DIRECTIVE> Exactly as written, retype the listing below, omitting the pictures.

——————————

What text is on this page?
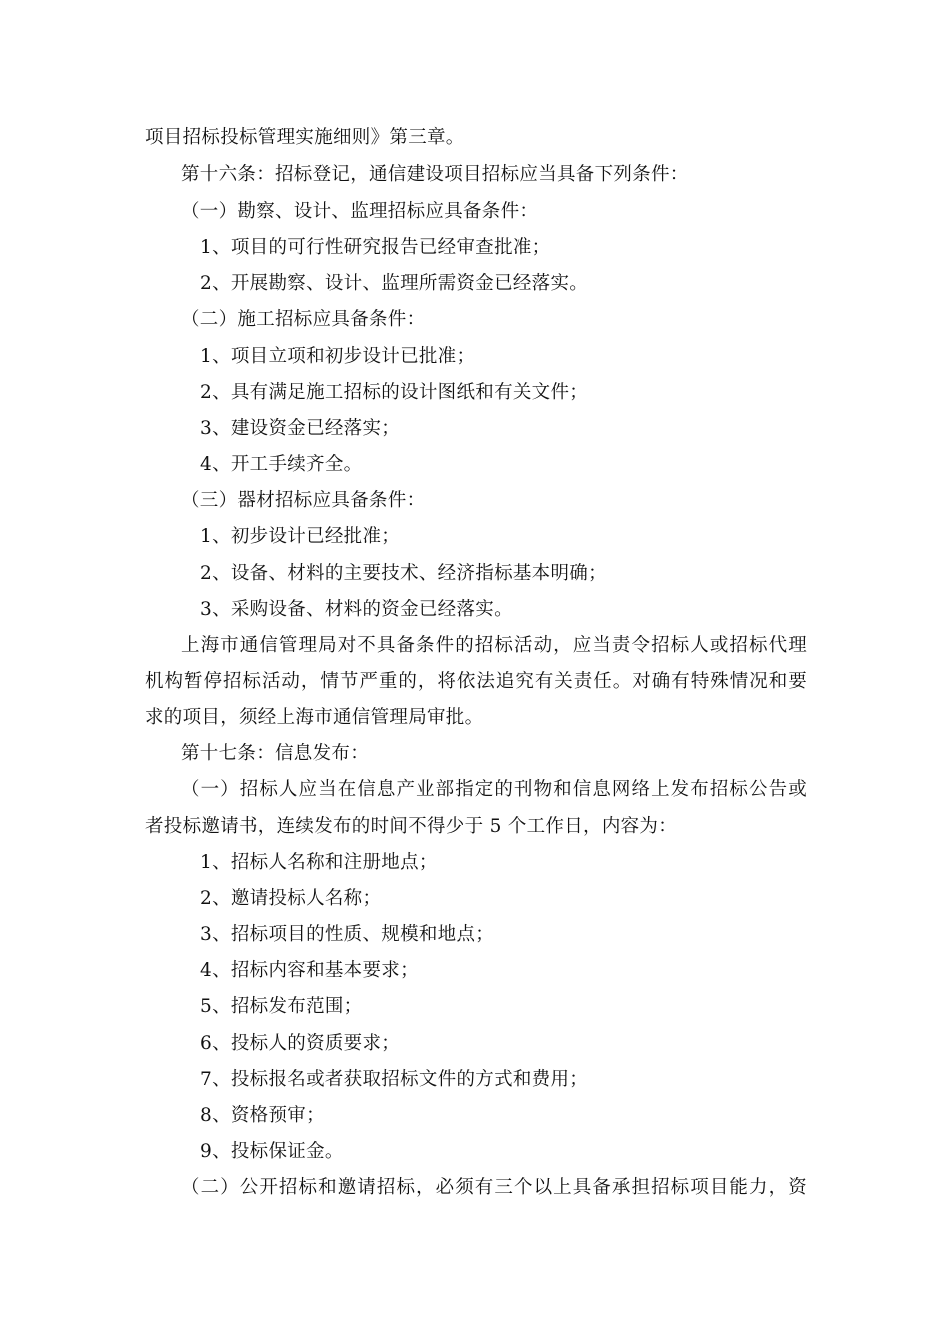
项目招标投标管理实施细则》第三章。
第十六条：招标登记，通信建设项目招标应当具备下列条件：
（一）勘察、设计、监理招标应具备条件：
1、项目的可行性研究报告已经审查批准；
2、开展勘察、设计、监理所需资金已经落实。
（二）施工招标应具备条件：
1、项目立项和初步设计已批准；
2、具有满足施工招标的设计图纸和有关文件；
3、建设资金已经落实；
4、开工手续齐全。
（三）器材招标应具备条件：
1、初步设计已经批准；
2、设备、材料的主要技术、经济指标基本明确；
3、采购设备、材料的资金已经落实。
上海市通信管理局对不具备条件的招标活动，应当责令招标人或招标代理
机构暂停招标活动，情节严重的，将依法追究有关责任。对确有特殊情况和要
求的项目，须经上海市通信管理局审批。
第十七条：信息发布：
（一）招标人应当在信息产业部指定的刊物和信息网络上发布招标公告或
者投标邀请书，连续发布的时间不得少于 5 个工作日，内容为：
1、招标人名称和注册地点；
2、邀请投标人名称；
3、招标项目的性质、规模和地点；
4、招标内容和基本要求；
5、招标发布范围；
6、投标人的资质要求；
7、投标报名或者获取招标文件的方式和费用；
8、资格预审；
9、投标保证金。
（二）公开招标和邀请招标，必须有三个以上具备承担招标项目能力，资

——————————

EXERCISE RESPONSE>
What text is on this page?
项目招标投标管理实施细则》第三章。
第十六条：招标登记，通信建设项目招标应当具备下列条件：
（一）勘察、设计、监理招标应具备条件：
1、项目的可行性研究报告已经审查批准；
2、开展勘察、设计、监理所需资金已经落实。
（二）施工招标应具备条件：
1、项目立项和初步设计已批准；
2、具有满足施工招标的设计图纸和有关文件；
3、建设资金已经落实；
4、开工手续齐全。
（三）器材招标应具备条件：
1、初步设计已经批准；
2、设备、材料的主要技术、经济指标基本明确；
3、采购设备、材料的资金已经落实。
上海市通信管理局对不具备条件的招标活动，应当责令招标人或招标代理
机构暂停招标活动，情节严重的，将依法追究有关责任。对确有特殊情况和要
求的项目，须经上海市通信管理局审批。
第十七条：信息发布：
（一）招标人应当在信息产业部指定的刊物和信息网络上发布招标公告或
者投标邀请书，连续发布的时间不得少于 5 个工作日，内容为：
1、招标人名称和注册地点；
2、邀请投标人名称；
3、招标项目的性质、规模和地点；
4、招标内容和基本要求；
5、招标发布范围；
6、投标人的资质要求；
7、投标报名或者获取招标文件的方式和费用；
8、资格预审；
9、投标保证金。
（二）公开招标和邀请招标，必须有三个以上具备承担招标项目能力，资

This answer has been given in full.